> **Exercise directions**
Each line should be copied exactly.

> **The input**
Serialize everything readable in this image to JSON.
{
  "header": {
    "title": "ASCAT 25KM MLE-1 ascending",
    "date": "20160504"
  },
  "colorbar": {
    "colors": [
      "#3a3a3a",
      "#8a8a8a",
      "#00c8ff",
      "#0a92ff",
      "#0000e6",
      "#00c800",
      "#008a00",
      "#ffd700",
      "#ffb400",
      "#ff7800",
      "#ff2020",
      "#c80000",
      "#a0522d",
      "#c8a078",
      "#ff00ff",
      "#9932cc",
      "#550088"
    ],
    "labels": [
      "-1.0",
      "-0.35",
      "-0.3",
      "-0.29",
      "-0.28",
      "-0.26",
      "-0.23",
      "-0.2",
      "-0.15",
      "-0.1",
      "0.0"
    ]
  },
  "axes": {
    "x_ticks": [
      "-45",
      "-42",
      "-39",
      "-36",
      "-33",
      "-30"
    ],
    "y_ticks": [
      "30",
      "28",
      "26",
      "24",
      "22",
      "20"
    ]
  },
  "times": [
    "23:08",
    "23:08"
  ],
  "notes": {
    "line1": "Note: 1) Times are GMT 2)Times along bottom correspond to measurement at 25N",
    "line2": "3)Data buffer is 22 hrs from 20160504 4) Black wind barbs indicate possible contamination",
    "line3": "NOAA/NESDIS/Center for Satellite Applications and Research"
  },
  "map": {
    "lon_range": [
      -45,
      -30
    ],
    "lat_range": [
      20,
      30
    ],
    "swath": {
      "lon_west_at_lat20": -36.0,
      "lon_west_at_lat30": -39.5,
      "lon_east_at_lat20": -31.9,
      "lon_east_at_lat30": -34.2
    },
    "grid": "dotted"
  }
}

> **Problem solution**
Serialize everything readable in this image to JSON.
{
  "header": {
    "title": "ASCAT 25KM MLE-1 ascending",
    "date": "20160504"
  },
  "colorbar": {
    "colors": [
      "#3a3a3a",
      "#8a8a8a",
      "#00c8ff",
      "#0a92ff",
      "#0000e6",
      "#00c800",
      "#008a00",
      "#ffd700",
      "#ffb400",
      "#ff7800",
      "#ff2020",
      "#c80000",
      "#a0522d",
      "#c8a078",
      "#ff00ff",
      "#9932cc",
      "#550088"
    ],
    "labels": [
      "-1.0",
      "-0.35",
      "-0.3",
      "-0.29",
      "-0.28",
      "-0.26",
      "-0.23",
      "-0.2",
      "-0.15",
      "-0.1",
      "0.0"
    ]
  },
  "axes": {
    "x_ticks": [
      "-45",
      "-42",
      "-39",
      "-36",
      "-33",
      "-30"
    ],
    "y_ticks": [
      "30",
      "28",
      "26",
      "24",
      "22",
      "20"
    ]
  },
  "times": [
    "23:08",
    "23:08"
  ],
  "notes": {
    "line1": "Note: 1) Times are GMT 2)Times along bottom correspond to measurement at 25N",
    "line2": "3)Data buffer is 22 hrs from 20160504 4) Black wind barbs indicate possible contamination",
    "line3": "NOAA/NESDIS/Center for Satellite Applications and Research"
  },
  "map": {
    "lon_range": [
      -45,
      -30
    ],
    "lat_range": [
      20,
      30
    ],
    "swath": {
      "lon_west_at_lat20": -36.0,
      "lon_west_at_lat30": -39.5,
      "lon_east_at_lat20": -31.9,
      "lon_east_at_lat30": -34.2
    },
    "grid": "dotted"
  }
}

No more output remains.